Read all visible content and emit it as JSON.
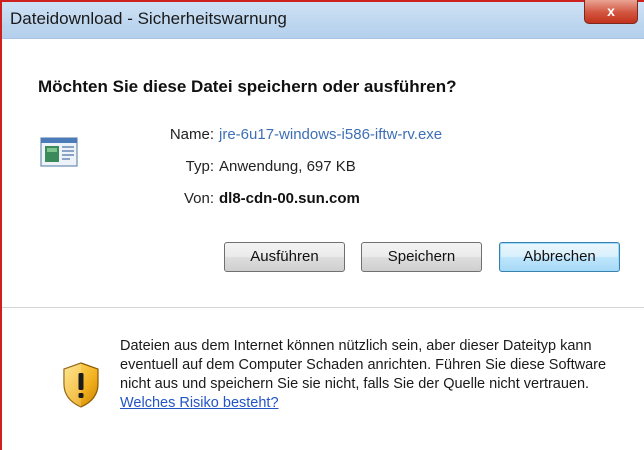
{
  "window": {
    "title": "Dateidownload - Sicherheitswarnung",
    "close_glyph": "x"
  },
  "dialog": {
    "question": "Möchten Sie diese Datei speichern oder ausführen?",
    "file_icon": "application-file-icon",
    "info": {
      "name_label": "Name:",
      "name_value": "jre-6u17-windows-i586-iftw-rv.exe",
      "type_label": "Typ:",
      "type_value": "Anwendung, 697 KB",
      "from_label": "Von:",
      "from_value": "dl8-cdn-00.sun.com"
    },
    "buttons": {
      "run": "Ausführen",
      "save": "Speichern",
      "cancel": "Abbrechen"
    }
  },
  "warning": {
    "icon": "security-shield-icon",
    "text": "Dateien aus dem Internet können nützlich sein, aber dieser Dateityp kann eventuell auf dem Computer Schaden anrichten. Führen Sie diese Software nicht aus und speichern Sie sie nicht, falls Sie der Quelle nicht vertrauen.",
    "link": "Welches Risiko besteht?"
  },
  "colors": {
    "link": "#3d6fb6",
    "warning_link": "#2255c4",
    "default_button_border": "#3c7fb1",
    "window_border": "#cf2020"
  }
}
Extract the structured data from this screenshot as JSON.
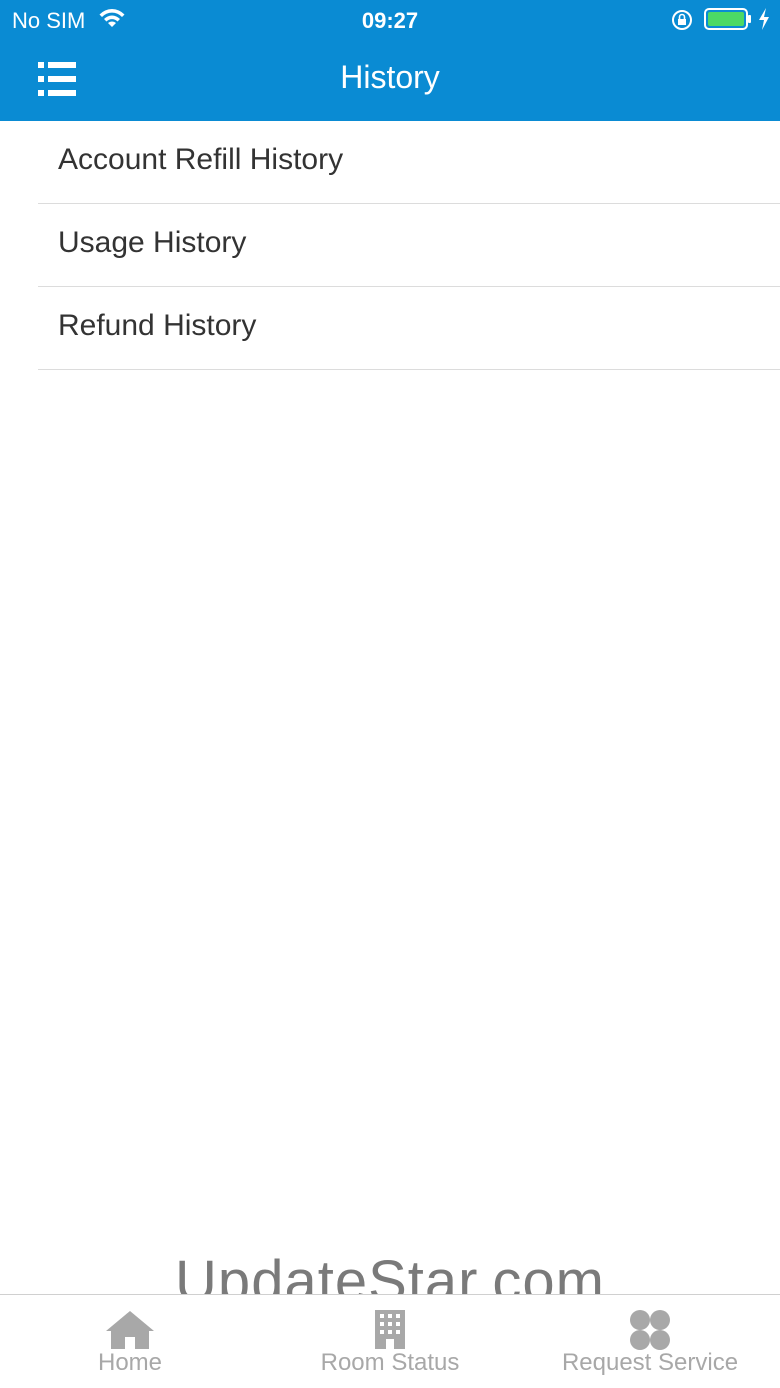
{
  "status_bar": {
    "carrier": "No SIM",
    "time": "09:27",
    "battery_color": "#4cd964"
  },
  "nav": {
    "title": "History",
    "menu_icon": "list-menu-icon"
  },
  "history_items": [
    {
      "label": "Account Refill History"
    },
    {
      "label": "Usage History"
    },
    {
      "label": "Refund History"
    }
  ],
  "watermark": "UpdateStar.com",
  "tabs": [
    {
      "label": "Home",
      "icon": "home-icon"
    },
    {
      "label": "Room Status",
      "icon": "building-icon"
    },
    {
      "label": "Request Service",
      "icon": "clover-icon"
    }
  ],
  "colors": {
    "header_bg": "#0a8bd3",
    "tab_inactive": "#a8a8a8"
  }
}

WHAT IS NEEDED — Pick out the lines containing the string "icon" and show them.

TASK OUTPUT —
    "file_icon": "application-file-icon",
    "icon": "security-shield-icon",
    "menu_icon": "list-menu-icon"
      "icon": "home-icon"
      "icon": "building-icon"
      "icon": "clover-icon"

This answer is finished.